> _Short exercise_:
Search the data for the word "подвала". Reproduce every line where it is found.

· · · · ·

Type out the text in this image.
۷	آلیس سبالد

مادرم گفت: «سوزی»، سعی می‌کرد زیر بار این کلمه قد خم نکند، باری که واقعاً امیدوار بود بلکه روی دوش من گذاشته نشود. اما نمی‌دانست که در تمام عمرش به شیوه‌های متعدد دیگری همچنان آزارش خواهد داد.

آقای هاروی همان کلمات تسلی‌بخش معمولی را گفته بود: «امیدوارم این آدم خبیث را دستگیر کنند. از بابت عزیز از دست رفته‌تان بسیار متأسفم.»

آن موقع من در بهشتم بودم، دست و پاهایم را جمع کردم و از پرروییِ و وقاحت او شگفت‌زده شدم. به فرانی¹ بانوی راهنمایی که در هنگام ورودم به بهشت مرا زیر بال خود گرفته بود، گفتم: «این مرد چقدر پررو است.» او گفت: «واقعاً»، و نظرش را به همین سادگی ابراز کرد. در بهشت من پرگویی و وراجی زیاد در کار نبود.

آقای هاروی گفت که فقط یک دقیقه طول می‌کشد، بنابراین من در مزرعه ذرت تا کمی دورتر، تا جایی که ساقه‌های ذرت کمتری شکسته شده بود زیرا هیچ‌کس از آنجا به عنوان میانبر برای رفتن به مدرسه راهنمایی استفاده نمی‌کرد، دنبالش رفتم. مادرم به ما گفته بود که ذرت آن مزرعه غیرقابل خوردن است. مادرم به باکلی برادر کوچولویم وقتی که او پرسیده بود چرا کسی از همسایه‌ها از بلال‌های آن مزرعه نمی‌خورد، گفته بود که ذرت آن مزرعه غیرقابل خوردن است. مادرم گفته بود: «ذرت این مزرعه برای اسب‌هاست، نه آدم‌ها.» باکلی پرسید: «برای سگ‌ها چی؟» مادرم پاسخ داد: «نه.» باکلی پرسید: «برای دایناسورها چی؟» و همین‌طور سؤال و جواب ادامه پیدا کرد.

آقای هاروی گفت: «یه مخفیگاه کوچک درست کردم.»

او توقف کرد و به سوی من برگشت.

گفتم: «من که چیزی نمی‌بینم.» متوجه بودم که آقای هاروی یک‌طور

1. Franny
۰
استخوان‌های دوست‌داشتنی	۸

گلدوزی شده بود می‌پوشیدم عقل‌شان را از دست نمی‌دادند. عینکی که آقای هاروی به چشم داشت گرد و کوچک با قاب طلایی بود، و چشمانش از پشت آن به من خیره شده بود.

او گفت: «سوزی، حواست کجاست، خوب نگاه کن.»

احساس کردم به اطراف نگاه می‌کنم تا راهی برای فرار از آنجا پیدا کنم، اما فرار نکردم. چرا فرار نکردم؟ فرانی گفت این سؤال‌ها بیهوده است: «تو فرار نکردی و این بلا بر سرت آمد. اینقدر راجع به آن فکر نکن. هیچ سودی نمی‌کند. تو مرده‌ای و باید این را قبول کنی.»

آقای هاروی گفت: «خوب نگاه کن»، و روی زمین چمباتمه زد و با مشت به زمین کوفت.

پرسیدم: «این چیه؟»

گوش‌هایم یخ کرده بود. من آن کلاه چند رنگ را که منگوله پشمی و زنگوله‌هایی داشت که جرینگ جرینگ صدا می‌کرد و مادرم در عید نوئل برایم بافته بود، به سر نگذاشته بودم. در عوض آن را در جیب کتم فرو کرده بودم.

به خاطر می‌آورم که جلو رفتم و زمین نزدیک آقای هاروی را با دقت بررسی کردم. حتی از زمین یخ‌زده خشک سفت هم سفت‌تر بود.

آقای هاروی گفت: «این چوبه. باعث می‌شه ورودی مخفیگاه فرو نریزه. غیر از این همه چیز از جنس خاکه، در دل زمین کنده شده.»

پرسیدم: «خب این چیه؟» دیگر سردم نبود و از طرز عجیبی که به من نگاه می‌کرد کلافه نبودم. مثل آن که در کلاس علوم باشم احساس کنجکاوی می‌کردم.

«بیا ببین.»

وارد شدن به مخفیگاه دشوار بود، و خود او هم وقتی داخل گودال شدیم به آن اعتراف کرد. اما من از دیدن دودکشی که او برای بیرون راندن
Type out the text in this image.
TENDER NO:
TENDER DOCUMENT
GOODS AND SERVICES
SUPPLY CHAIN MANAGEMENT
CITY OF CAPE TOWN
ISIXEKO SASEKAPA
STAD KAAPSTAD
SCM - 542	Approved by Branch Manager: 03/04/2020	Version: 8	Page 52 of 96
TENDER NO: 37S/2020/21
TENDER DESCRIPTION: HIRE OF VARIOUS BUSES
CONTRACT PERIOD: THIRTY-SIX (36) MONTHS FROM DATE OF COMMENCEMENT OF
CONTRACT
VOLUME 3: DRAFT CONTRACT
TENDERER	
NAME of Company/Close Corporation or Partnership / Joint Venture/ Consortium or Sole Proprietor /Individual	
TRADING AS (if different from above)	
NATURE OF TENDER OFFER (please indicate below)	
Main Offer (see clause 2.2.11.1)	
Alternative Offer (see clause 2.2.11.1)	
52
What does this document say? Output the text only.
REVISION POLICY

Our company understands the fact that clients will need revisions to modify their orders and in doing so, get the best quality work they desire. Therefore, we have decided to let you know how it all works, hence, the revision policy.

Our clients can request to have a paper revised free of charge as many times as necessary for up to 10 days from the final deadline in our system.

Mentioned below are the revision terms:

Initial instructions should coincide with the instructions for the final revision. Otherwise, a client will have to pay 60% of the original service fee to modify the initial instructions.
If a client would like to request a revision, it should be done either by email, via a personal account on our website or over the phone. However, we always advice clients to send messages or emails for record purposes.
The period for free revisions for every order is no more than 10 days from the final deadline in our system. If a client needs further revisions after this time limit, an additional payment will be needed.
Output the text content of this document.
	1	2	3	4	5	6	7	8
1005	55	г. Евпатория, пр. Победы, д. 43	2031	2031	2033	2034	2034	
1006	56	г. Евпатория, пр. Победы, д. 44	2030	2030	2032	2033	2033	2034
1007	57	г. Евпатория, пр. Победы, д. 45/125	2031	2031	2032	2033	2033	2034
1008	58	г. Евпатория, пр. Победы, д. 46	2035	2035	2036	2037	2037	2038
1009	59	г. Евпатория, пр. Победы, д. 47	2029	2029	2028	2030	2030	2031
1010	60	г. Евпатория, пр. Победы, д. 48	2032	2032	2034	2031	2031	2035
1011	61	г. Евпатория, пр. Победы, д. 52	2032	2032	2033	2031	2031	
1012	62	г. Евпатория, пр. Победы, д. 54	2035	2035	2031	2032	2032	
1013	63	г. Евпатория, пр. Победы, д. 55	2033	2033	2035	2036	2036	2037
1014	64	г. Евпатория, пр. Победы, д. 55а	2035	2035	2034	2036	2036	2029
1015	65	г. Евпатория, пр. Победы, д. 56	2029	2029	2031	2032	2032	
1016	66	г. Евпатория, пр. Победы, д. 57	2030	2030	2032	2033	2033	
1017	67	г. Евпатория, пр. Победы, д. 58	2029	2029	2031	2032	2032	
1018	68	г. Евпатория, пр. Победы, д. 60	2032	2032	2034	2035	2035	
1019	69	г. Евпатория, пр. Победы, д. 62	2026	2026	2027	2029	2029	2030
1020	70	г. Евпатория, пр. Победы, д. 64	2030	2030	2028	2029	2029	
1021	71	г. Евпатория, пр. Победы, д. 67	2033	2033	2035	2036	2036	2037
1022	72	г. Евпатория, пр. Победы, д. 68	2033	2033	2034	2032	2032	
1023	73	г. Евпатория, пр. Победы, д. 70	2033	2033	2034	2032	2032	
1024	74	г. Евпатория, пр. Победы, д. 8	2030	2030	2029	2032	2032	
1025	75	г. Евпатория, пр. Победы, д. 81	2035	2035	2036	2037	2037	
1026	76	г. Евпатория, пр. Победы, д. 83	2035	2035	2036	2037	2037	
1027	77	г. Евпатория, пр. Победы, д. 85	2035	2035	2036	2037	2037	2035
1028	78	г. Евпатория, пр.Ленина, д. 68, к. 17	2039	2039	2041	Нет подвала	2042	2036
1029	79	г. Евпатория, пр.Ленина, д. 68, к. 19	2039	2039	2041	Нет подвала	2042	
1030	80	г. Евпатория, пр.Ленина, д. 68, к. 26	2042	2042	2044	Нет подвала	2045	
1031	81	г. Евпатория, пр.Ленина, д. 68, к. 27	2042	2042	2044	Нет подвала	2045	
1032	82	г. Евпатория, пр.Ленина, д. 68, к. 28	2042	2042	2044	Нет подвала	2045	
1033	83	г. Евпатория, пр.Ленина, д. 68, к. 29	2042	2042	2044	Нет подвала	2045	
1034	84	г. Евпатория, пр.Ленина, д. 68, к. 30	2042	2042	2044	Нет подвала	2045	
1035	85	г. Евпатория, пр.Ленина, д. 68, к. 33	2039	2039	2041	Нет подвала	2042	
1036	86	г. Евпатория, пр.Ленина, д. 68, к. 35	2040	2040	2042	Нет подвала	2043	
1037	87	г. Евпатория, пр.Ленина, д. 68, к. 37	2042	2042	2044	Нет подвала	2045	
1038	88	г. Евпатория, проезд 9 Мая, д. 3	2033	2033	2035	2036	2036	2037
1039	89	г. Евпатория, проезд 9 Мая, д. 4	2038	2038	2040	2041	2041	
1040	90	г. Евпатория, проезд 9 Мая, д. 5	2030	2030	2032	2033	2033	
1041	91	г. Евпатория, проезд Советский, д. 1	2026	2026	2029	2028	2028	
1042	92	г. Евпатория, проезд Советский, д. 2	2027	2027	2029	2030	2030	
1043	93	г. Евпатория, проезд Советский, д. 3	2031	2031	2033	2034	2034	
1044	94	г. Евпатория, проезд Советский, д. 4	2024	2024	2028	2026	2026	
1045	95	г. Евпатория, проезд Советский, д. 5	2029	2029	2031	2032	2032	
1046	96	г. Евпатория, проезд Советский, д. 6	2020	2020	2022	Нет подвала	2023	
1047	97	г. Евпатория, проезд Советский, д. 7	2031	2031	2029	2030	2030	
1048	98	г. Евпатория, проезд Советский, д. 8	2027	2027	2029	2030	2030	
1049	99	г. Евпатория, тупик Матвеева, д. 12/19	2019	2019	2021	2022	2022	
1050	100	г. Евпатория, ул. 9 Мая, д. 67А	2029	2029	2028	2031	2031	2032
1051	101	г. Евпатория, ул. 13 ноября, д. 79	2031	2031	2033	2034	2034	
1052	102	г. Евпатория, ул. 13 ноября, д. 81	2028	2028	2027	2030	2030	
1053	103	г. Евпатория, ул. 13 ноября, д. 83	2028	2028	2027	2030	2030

· · · · ·

> _Answer for the task_:
1028	78	г. Евпатория, пр.Ленина, д. 68, к. 17	2039	2039	2041	Нет подвала	2042	2036
1029	79	г. Евпатория, пр.Ленина, д. 68, к. 19	2039	2039	2041	Нет подвала	2042	
1030	80	г. Евпатория, пр.Ленина, д. 68, к. 26	2042	2042	2044	Нет подвала	2045	
1031	81	г. Евпатория, пр.Ленина, д. 68, к. 27	2042	2042	2044	Нет подвала	2045	
1032	82	г. Евпатория, пр.Ленина, д. 68, к. 28	2042	2042	2044	Нет подвала	2045	
1033	83	г. Евпатория, пр.Ленина, д. 68, к. 29	2042	2042	2044	Нет подвала	2045	
1034	84	г. Евпатория, пр.Ленина, д. 68, к. 30	2042	2042	2044	Нет подвала	2045	
1035	85	г. Евпатория, пр.Ленина, д. 68, к. 33	2039	2039	2041	Нет подвала	2042	
1036	86	г. Евпатория, пр.Ленина, д. 68, к. 35	2040	2040	2042	Нет подвала	2043	
1037	87	г. Евпатория, пр.Ленина, д. 68, к. 37	2042	2042	2044	Нет подвала	2045	
1046	96	г. Евпатория, проезд Советский, д. 6	2020	2020	2022	Нет подвала	2023	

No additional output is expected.